Dataset items:
__________________________________________________

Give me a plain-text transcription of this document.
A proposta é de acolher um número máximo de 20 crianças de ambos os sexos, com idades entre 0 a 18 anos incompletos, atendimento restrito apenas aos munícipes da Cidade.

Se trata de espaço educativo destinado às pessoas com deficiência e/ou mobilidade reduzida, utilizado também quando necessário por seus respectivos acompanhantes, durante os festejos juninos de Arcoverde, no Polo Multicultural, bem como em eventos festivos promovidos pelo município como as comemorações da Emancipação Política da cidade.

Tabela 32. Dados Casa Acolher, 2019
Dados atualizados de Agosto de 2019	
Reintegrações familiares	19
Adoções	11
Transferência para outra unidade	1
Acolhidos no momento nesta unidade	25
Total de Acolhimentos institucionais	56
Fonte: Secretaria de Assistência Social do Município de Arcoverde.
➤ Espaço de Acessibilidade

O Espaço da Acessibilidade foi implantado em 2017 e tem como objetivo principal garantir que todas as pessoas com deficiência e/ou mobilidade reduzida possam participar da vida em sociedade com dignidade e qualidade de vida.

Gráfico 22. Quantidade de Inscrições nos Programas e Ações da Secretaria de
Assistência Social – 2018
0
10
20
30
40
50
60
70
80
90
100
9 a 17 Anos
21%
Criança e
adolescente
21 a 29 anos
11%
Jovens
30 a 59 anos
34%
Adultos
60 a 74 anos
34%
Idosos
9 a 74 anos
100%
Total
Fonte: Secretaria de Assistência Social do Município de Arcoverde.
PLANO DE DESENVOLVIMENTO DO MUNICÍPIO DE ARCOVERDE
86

__________________________________________________

WORK TO COMPLETE: All of the material must be reproduced exactly.

EXERCISE ANSWER:
Give me a plain-text transcription of this document.
A proposta é de acolher um número máximo de 20 crianças de ambos os sexos, com idades entre 0 a 18 anos incompletos, atendimento restrito apenas aos munícipes da Cidade.

Se trata de espaço educativo destinado às pessoas com deficiência e/ou mobilidade reduzida, utilizado também quando necessário por seus respectivos acompanhantes, durante os festejos juninos de Arcoverde, no Polo Multicultural, bem como em eventos festivos promovidos pelo município como as comemorações da Emancipação Política da cidade.

Tabela 32. Dados Casa Acolher, 2019
Dados atualizados de Agosto de 2019	
Reintegrações familiares	19
Adoções	11
Transferência para outra unidade	1
Acolhidos no momento nesta unidade	25
Total de Acolhimentos institucionais	56
Fonte: Secretaria de Assistência Social do Município de Arcoverde.
➤ Espaço de Acessibilidade

O Espaço da Acessibilidade foi implantado em 2017 e tem como objetivo principal garantir que todas as pessoas com deficiência e/ou mobilidade reduzida possam participar da vida em sociedade com dignidade e qualidade de vida.

Gráfico 22. Quantidade de Inscrições nos Programas e Ações da Secretaria de
Assistência Social – 2018
0
10
20
30
40
50
60
70
80
90
100
9 a 17 Anos
21%
Criança e
adolescente
21 a 29 anos
11%
Jovens
30 a 59 anos
34%
Adultos
60 a 74 anos
34%
Idosos
9 a 74 anos
100%
Total
Fonte: Secretaria de Assistência Social do Município de Arcoverde.
PLANO DE DESENVOLVIMENTO DO MUNICÍPIO DE ARCOVERDE
86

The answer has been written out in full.